___ EXTRACTED MATERIAL
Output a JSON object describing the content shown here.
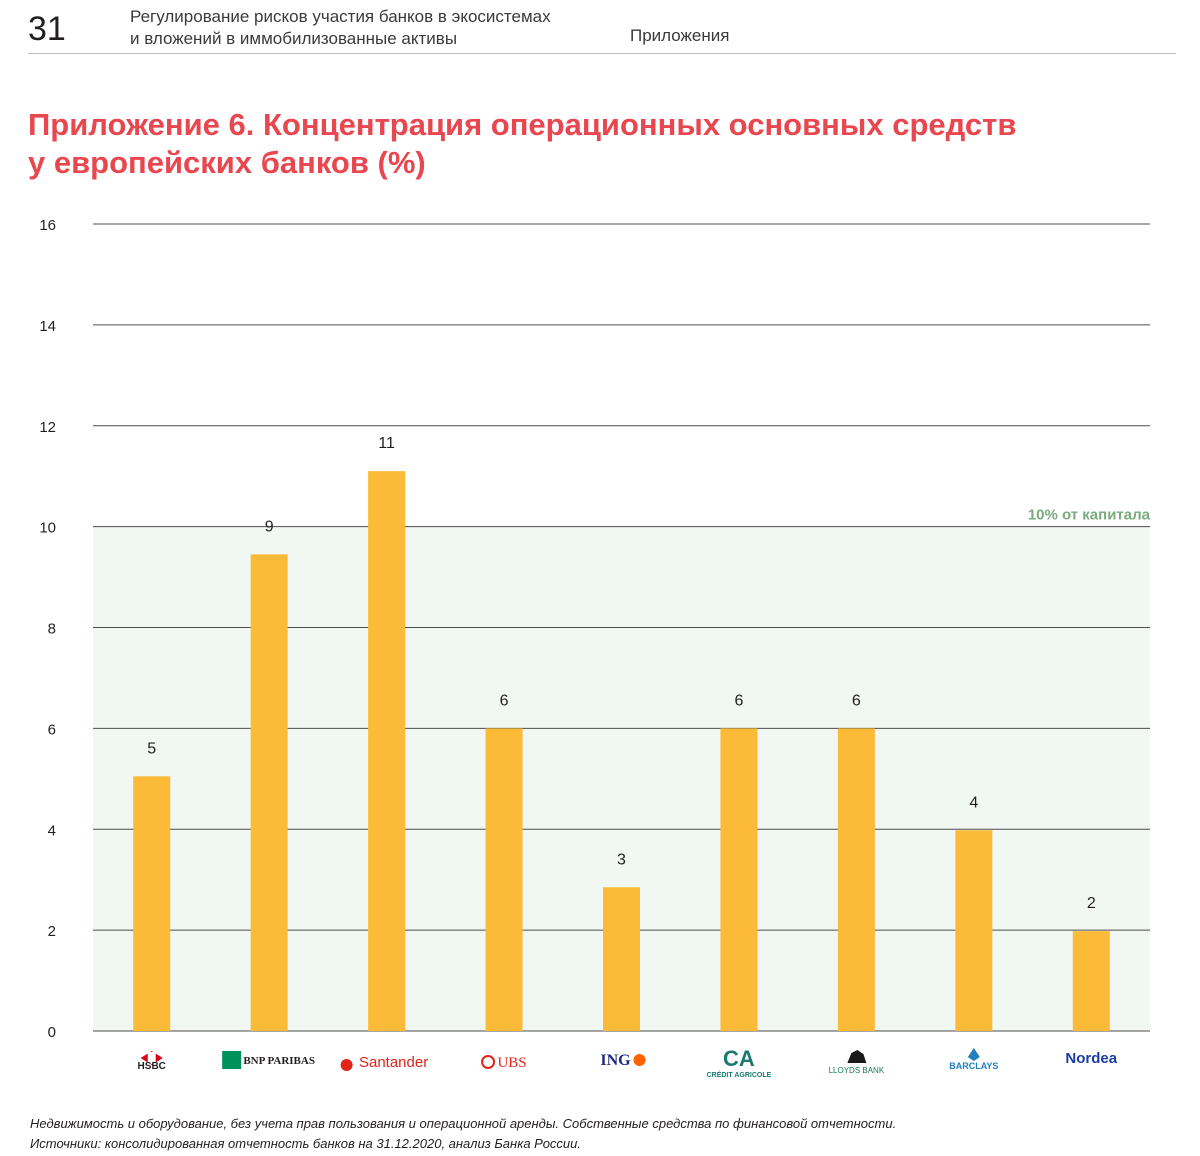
{
  "header": {
    "page_number": "31",
    "title_line1": "Регулирование рисков участия банков в экосистемах",
    "title_line2": "и вложений в иммобилизованные активы",
    "section": "Приложения"
  },
  "title_line1": "Приложение 6. Концентрация операционных основных средств",
  "title_line2": "у европейских банков (%)",
  "footnotes": {
    "note1": "Недвижимость и оборудование, без учета прав пользования и операционной аренды. Собственные средства по финансовой отчетности.",
    "note2": "Источники: консолидированная отчетность банков на 31.12.2020, анализ Банка России."
  },
  "colors": {
    "bar": "#fbbb39",
    "band": "#f1f7f2",
    "band_label": "#7aaa7d",
    "title": "#e8474f"
  },
  "chart_data": {
    "type": "bar",
    "categories": [
      "HSBC",
      "BNP PARIBAS",
      "Santander",
      "UBS",
      "ING",
      "CRÉDIT AGRICOLE",
      "LLOYDS BANK",
      "BARCLAYS",
      "Nordea"
    ],
    "values": [
      5.05,
      9.45,
      11.1,
      6.0,
      2.85,
      6.0,
      6.0,
      3.98,
      1.98
    ],
    "data_labels": [
      "5",
      "9",
      "11",
      "6",
      "3",
      "6",
      "6",
      "4",
      "2"
    ],
    "ylim": [
      0,
      16
    ],
    "yticks": [
      0,
      2,
      4,
      6,
      8,
      10,
      12,
      14,
      16
    ],
    "grid": true,
    "threshold": {
      "value": 10,
      "label": "10% от капитала"
    }
  }
}
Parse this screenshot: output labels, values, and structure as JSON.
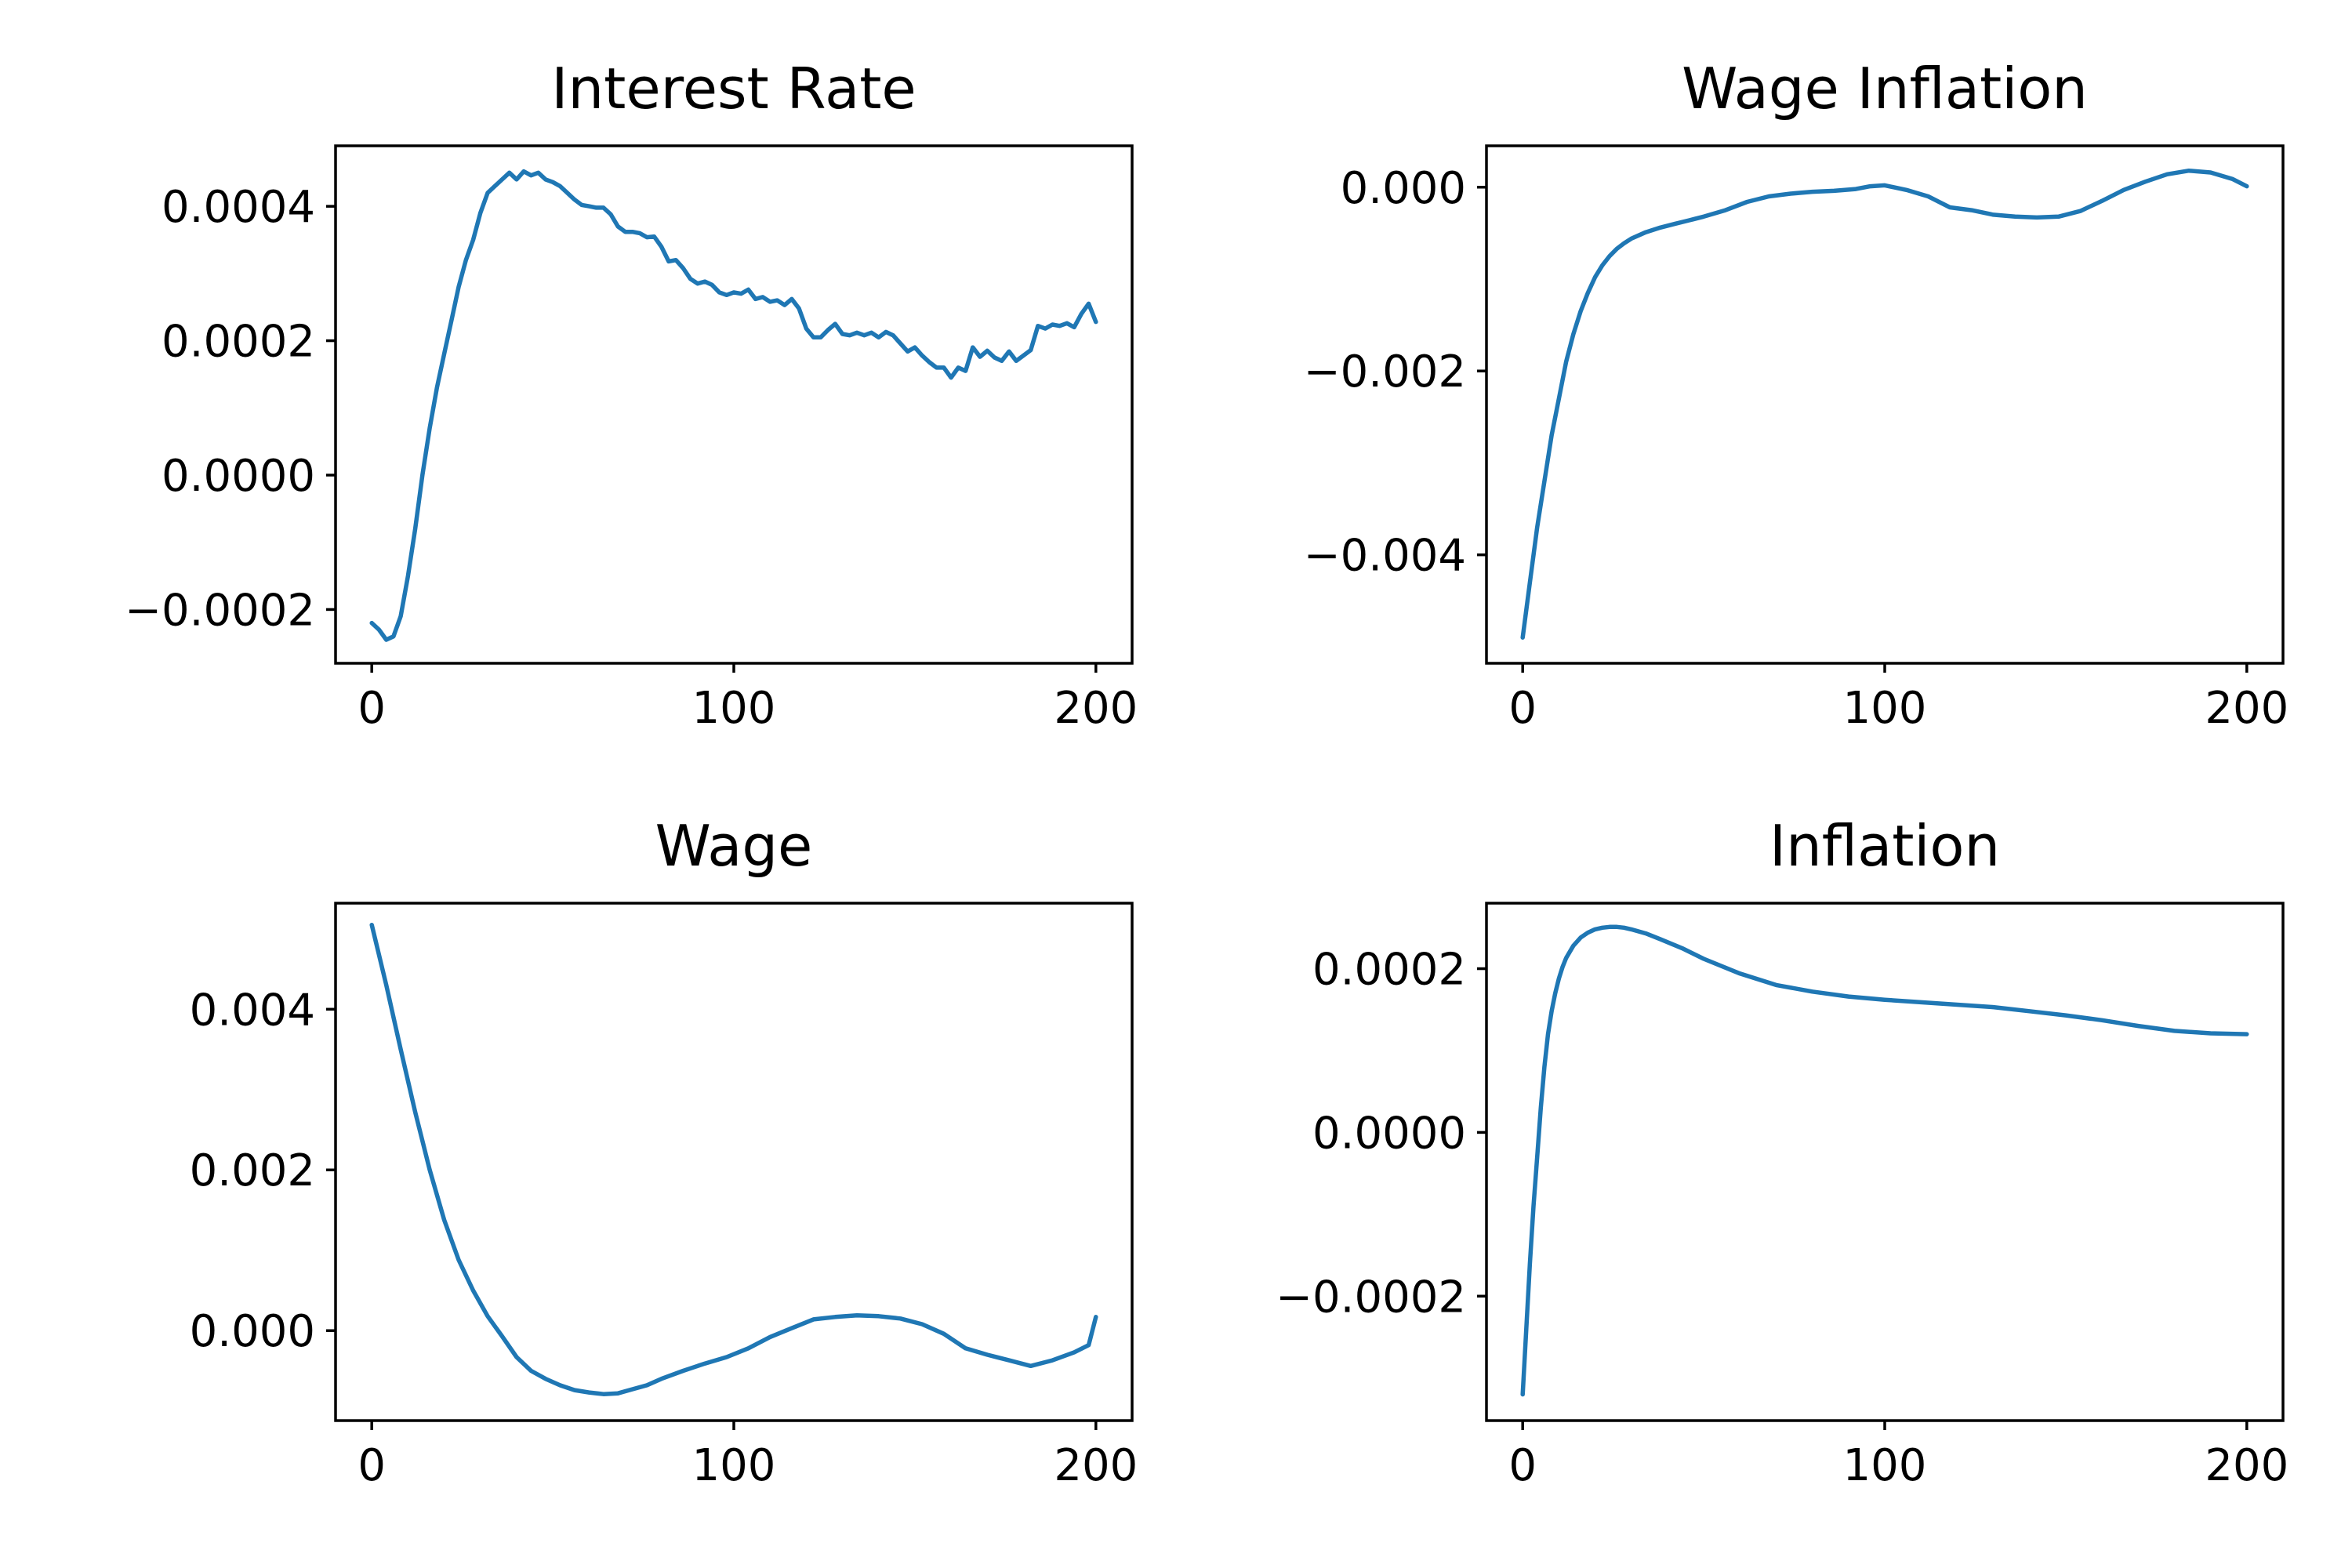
{
  "chart_data": [
    {
      "type": "line",
      "title": "Interest Rate",
      "xlabel": "",
      "ylabel": "",
      "xlim": [
        -10,
        210
      ],
      "ylim": [
        -0.00028,
        0.00049
      ],
      "xticks": [
        0,
        100,
        200
      ],
      "xtick_labels": [
        "0",
        "100",
        "200"
      ],
      "yticks": [
        -0.0002,
        0.0,
        0.0002,
        0.0004
      ],
      "ytick_labels": [
        "−0.0002",
        "0.0000",
        "0.0002",
        "0.0004"
      ],
      "color": "#1f77b4",
      "series": [
        {
          "x": [
            0,
            2,
            4,
            6,
            8,
            10,
            12,
            14,
            16,
            18,
            20,
            22,
            24,
            26,
            28,
            30,
            32,
            34,
            36,
            38,
            40,
            42,
            44,
            46,
            48,
            50,
            52,
            54,
            56,
            58,
            60,
            62,
            64,
            66,
            68,
            70,
            72,
            74,
            76,
            78,
            80,
            82,
            84,
            86,
            88,
            90,
            92,
            94,
            96,
            98,
            100,
            102,
            104,
            106,
            108,
            110,
            112,
            114,
            116,
            118,
            120,
            122,
            124,
            126,
            128,
            130,
            132,
            134,
            136,
            138,
            140,
            142,
            144,
            146,
            148,
            150,
            152,
            154,
            156,
            158,
            160,
            162,
            164,
            166,
            168,
            170,
            172,
            174,
            176,
            178,
            180,
            182,
            184,
            186,
            188,
            190,
            192,
            194,
            196,
            198,
            200
          ],
          "values": [
            -0.00022,
            -0.00023,
            -0.000245,
            -0.00024,
            -0.00021,
            -0.00015,
            -8e-05,
            0.0,
            7e-05,
            0.00013,
            0.00018,
            0.00023,
            0.00028,
            0.00032,
            0.00035,
            0.00039,
            0.00042,
            0.00043,
            0.00044,
            0.00045,
            0.00044,
            0.000452,
            0.000446,
            0.00045,
            0.00044,
            0.000436,
            0.00043,
            0.00042,
            0.00041,
            0.000402,
            0.0004,
            0.000398,
            0.000398,
            0.000388,
            0.00037,
            0.000362,
            0.000362,
            0.00036,
            0.000354,
            0.000355,
            0.00034,
            0.000318,
            0.00032,
            0.000308,
            0.000292,
            0.000285,
            0.000288,
            0.000283,
            0.000272,
            0.000268,
            0.000272,
            0.00027,
            0.000276,
            0.000262,
            0.000265,
            0.000258,
            0.00026,
            0.000253,
            0.000262,
            0.000248,
            0.000218,
            0.000205,
            0.000205,
            0.000216,
            0.000225,
            0.00021,
            0.000208,
            0.000212,
            0.000208,
            0.000212,
            0.000205,
            0.000213,
            0.000208,
            0.000196,
            0.000184,
            0.00019,
            0.000178,
            0.000168,
            0.00016,
            0.00016,
            0.000145,
            0.00016,
            0.000155,
            0.00019,
            0.000176,
            0.000185,
            0.000175,
            0.00017,
            0.000184,
            0.00017,
            0.000178,
            0.000186,
            0.000222,
            0.000218,
            0.000224,
            0.000222,
            0.000226,
            0.00022,
            0.00024,
            0.000255,
            0.000228
          ]
        }
      ]
    },
    {
      "type": "line",
      "title": "Wage Inflation",
      "xlabel": "",
      "ylabel": "",
      "xlim": [
        -10,
        210
      ],
      "ylim": [
        -0.00518,
        0.00045
      ],
      "xticks": [
        0,
        100,
        200
      ],
      "xtick_labels": [
        "0",
        "100",
        "200"
      ],
      "yticks": [
        -0.004,
        -0.002,
        0.0
      ],
      "ytick_labels": [
        "−0.004",
        "−0.002",
        "0.000"
      ],
      "color": "#1f77b4",
      "series": [
        {
          "x": [
            0,
            2,
            4,
            6,
            8,
            10,
            12,
            14,
            16,
            18,
            20,
            22,
            24,
            26,
            28,
            30,
            34,
            38,
            42,
            46,
            50,
            56,
            62,
            68,
            74,
            80,
            86,
            92,
            96,
            100,
            106,
            112,
            118,
            124,
            130,
            136,
            142,
            148,
            154,
            160,
            166,
            172,
            178,
            184,
            190,
            196,
            200
          ],
          "values": [
            -0.0049,
            -0.0043,
            -0.0037,
            -0.0032,
            -0.0027,
            -0.0023,
            -0.0019,
            -0.0016,
            -0.00135,
            -0.00115,
            -0.00098,
            -0.00085,
            -0.00075,
            -0.00067,
            -0.00061,
            -0.00056,
            -0.00049,
            -0.00044,
            -0.0004,
            -0.00036,
            -0.00032,
            -0.00025,
            -0.00016,
            -0.0001,
            -7e-05,
            -5e-05,
            -4e-05,
            -2e-05,
            1e-05,
            2e-05,
            -3e-05,
            -0.0001,
            -0.00022,
            -0.00025,
            -0.0003,
            -0.00032,
            -0.00033,
            -0.00032,
            -0.00026,
            -0.00015,
            -3e-05,
            6e-05,
            0.00014,
            0.00018,
            0.00016,
            9e-05,
            1e-05
          ]
        }
      ]
    },
    {
      "type": "line",
      "title": "Wage",
      "xlabel": "",
      "ylabel": "",
      "xlim": [
        -10,
        210
      ],
      "ylim": [
        -0.00112,
        0.00532
      ],
      "xticks": [
        0,
        100,
        200
      ],
      "xtick_labels": [
        "0",
        "100",
        "200"
      ],
      "yticks": [
        0.0,
        0.002,
        0.004
      ],
      "ytick_labels": [
        "0.000",
        "0.002",
        "0.004"
      ],
      "color": "#1f77b4",
      "series": [
        {
          "x": [
            0,
            4,
            8,
            12,
            16,
            20,
            24,
            28,
            32,
            36,
            40,
            44,
            48,
            52,
            56,
            60,
            64,
            68,
            72,
            76,
            80,
            86,
            92,
            98,
            104,
            110,
            116,
            122,
            128,
            134,
            140,
            146,
            152,
            158,
            164,
            170,
            176,
            182,
            188,
            194,
            198,
            200
          ],
          "values": [
            0.00505,
            0.0043,
            0.0035,
            0.00272,
            0.002,
            0.00138,
            0.00088,
            0.0005,
            0.00018,
            -7e-05,
            -0.00033,
            -0.0005,
            -0.0006,
            -0.00068,
            -0.00074,
            -0.00077,
            -0.00079,
            -0.00078,
            -0.00073,
            -0.00068,
            -0.0006,
            -0.0005,
            -0.00041,
            -0.00033,
            -0.00022,
            -8e-05,
            3e-05,
            0.00014,
            0.00017,
            0.00019,
            0.00018,
            0.00015,
            8e-05,
            -4e-05,
            -0.00022,
            -0.0003,
            -0.00037,
            -0.00044,
            -0.00037,
            -0.00027,
            -0.00018,
            0.00017
          ]
        }
      ]
    },
    {
      "type": "line",
      "title": "Inflation",
      "xlabel": "",
      "ylabel": "",
      "xlim": [
        -10,
        210
      ],
      "ylim": [
        -0.000352,
        0.00028
      ],
      "xticks": [
        0,
        100,
        200
      ],
      "xtick_labels": [
        "0",
        "100",
        "200"
      ],
      "yticks": [
        -0.0002,
        0.0,
        0.0002
      ],
      "ytick_labels": [
        "−0.0002",
        "0.0000",
        "0.0002"
      ],
      "color": "#1f77b4",
      "series": [
        {
          "x": [
            0,
            1,
            2,
            3,
            4,
            5,
            6,
            7,
            8,
            9,
            10,
            11,
            12,
            14,
            16,
            18,
            20,
            22,
            24,
            26,
            28,
            30,
            34,
            38,
            44,
            50,
            60,
            70,
            80,
            90,
            100,
            110,
            120,
            130,
            140,
            150,
            160,
            170,
            180,
            190,
            200
          ],
          "values": [
            -0.00032,
            -0.00024,
            -0.00016,
            -9e-05,
            -3e-05,
            3e-05,
            8e-05,
            0.00012,
            0.000148,
            0.00017,
            0.000188,
            0.000202,
            0.000213,
            0.000228,
            0.000238,
            0.000244,
            0.000248,
            0.00025,
            0.000251,
            0.000251,
            0.00025,
            0.000248,
            0.000243,
            0.000236,
            0.000225,
            0.000212,
            0.000194,
            0.00018,
            0.000172,
            0.000166,
            0.000162,
            0.000159,
            0.000156,
            0.000153,
            0.000148,
            0.000143,
            0.000137,
            0.00013,
            0.000124,
            0.000121,
            0.00012
          ]
        }
      ]
    }
  ]
}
______
REQUIRED TASK.
Take every line that includes the string "банков" and copy it.

OUTPUT FOR THIS EXERCISE.
    "title_line1": "Регулирование рисков участия банков в экосистемах",
  "title_line2": "у европейских банков (%)",
    "note2": "Источники: консолидированная отчетность банков на 31.12.2020, анализ Банка России."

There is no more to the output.